### Task to complete
All entries below need to be written out exactly, but without their pictures.

━━━━━ Source data

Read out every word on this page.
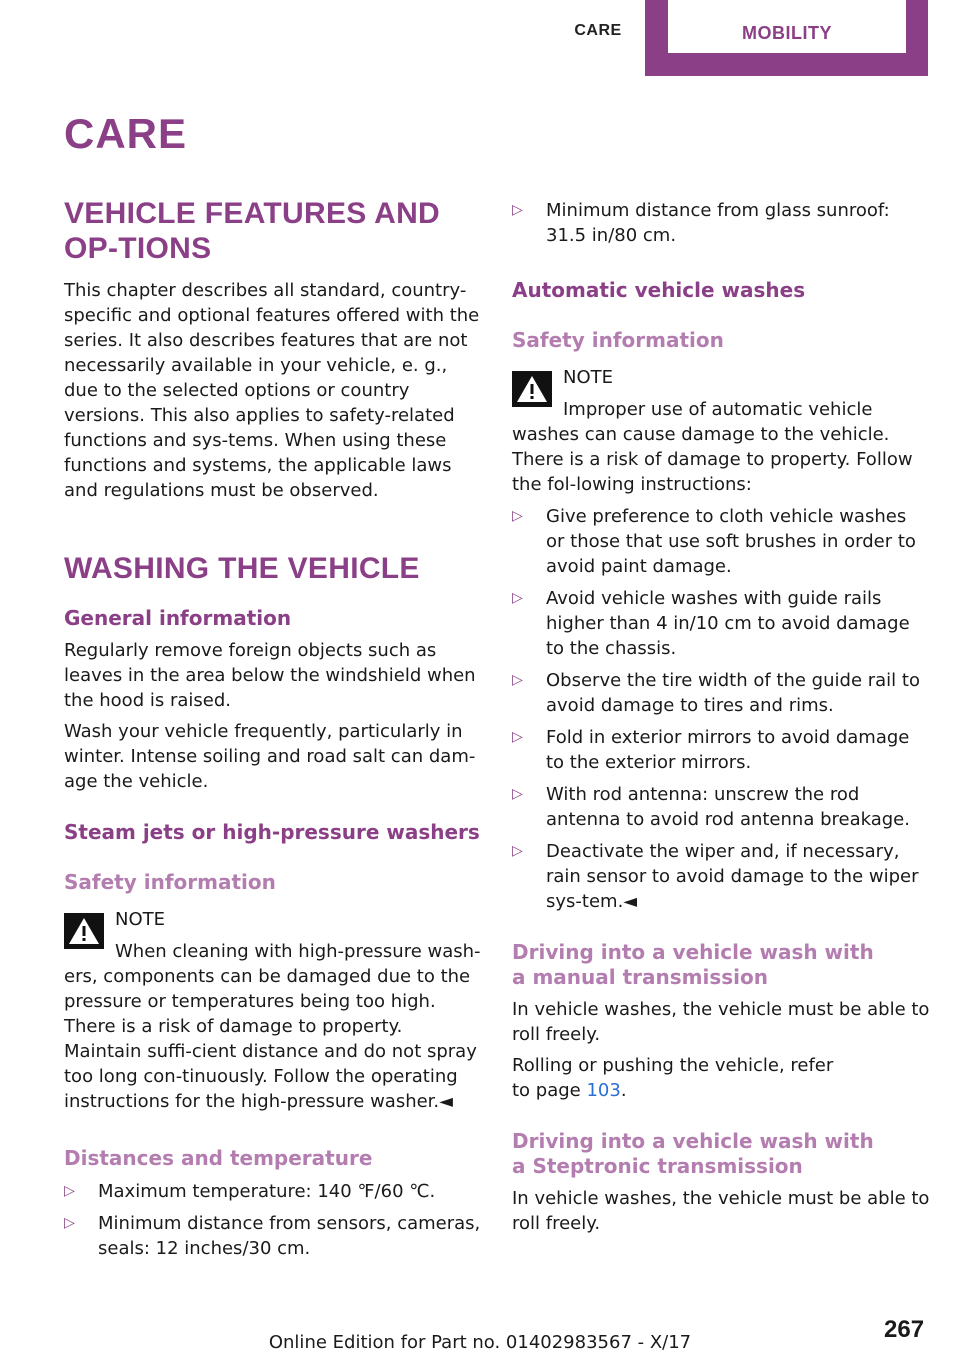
CARE	MOBILITY
CARE
VEHICLE FEATURES AND OP-TIONS

This chapter describes all standard, country-specific and optional features offered with the series. It also describes features that are not necessarily available in your vehicle, e. g., due to the selected options or country versions. This also applies to safety-related functions and sys-tems. When using these functions and systems, the applicable laws and regulations must be observed.

WASHING THE VEHICLE
General information

Regularly remove foreign objects such as leaves in the area below the windshield when the hood is raised.

Wash your vehicle frequently, particularly in winter. Intense soiling and road salt can dam-age the vehicle.

Steam jets or high-pressure washers
Safety information
NOTE
When cleaning with high-pressure wash-

ers, components can be damaged due to the pressure or temperatures being too high. There is a risk of damage to property. Maintain suffi-cient distance and do not spray too long con-tinuously. Follow the operating instructions for the high-pressure washer.◄

Distances and temperature
▷ Maximum temperature: 140 ℉/60 ℃.
▷ Minimum distance from sensors, cameras, seals: 12 inches/30 cm.
▷ Minimum distance from glass sunroof: 31.5 in/80 cm.
Automatic vehicle washes
Safety information
NOTE
Improper use of automatic vehicle

washes can cause damage to the vehicle. There is a risk of damage to property. Follow the fol-lowing instructions:

▷ Give preference to cloth vehicle washes or those that use soft brushes in order to avoid paint damage.
▷ Avoid vehicle washes with guide rails higher than 4 in/10 cm to avoid damage to the chassis.
▷ Observe the tire width of the guide rail to avoid damage to tires and rims.
▷ Fold in exterior mirrors to avoid damage to the exterior mirrors.
▷ With rod antenna: unscrew the rod antenna to avoid rod antenna breakage.
▷ Deactivate the wiper and, if necessary, rain sensor to avoid damage to the wiper sys-tem.◄
Driving into a vehicle wash with a manual transmission

In vehicle washes, the vehicle must be able to roll freely.

Rolling or pushing the vehicle, refer to page 103.

Driving into a vehicle wash with a Steptronic transmission

In vehicle washes, the vehicle must be able to roll freely.

267
Online Edition for Part no. 01402983567 - X/17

━━━━━━━━━━

### Task output
Read out every word on this page.
CARE	MOBILITY
CARE
VEHICLE FEATURES AND OP-TIONS

This chapter describes all standard, country-specific and optional features offered with the series. It also describes features that are not necessarily available in your vehicle, e. g., due to the selected options or country versions. This also applies to safety-related functions and sys-tems. When using these functions and systems, the applicable laws and regulations must be observed.

WASHING THE VEHICLE
General information

Regularly remove foreign objects such as leaves in the area below the windshield when the hood is raised.

Wash your vehicle frequently, particularly in winter. Intense soiling and road salt can dam-age the vehicle.

Steam jets or high-pressure washers
Safety information
NOTE
When cleaning with high-pressure wash-

ers, components can be damaged due to the pressure or temperatures being too high. There is a risk of damage to property. Maintain suffi-cient distance and do not spray too long con-tinuously. Follow the operating instructions for the high-pressure washer.◄

Distances and temperature
▷ Maximum temperature: 140 ℉/60 ℃.
▷ Minimum distance from sensors, cameras, seals: 12 inches/30 cm.
▷ Minimum distance from glass sunroof: 31.5 in/80 cm.
Automatic vehicle washes
Safety information
NOTE
Improper use of automatic vehicle

washes can cause damage to the vehicle. There is a risk of damage to property. Follow the fol-lowing instructions:

▷ Give preference to cloth vehicle washes or those that use soft brushes in order to avoid paint damage.
▷ Avoid vehicle washes with guide rails higher than 4 in/10 cm to avoid damage to the chassis.
▷ Observe the tire width of the guide rail to avoid damage to tires and rims.
▷ Fold in exterior mirrors to avoid damage to the exterior mirrors.
▷ With rod antenna: unscrew the rod antenna to avoid rod antenna breakage.
▷ Deactivate the wiper and, if necessary, rain sensor to avoid damage to the wiper sys-tem.◄
Driving into a vehicle wash with a manual transmission

In vehicle washes, the vehicle must be able to roll freely.

Rolling or pushing the vehicle, refer to page 103.

Driving into a vehicle wash with a Steptronic transmission

In vehicle washes, the vehicle must be able to roll freely.

267
Online Edition for Part no. 01402983567 - X/17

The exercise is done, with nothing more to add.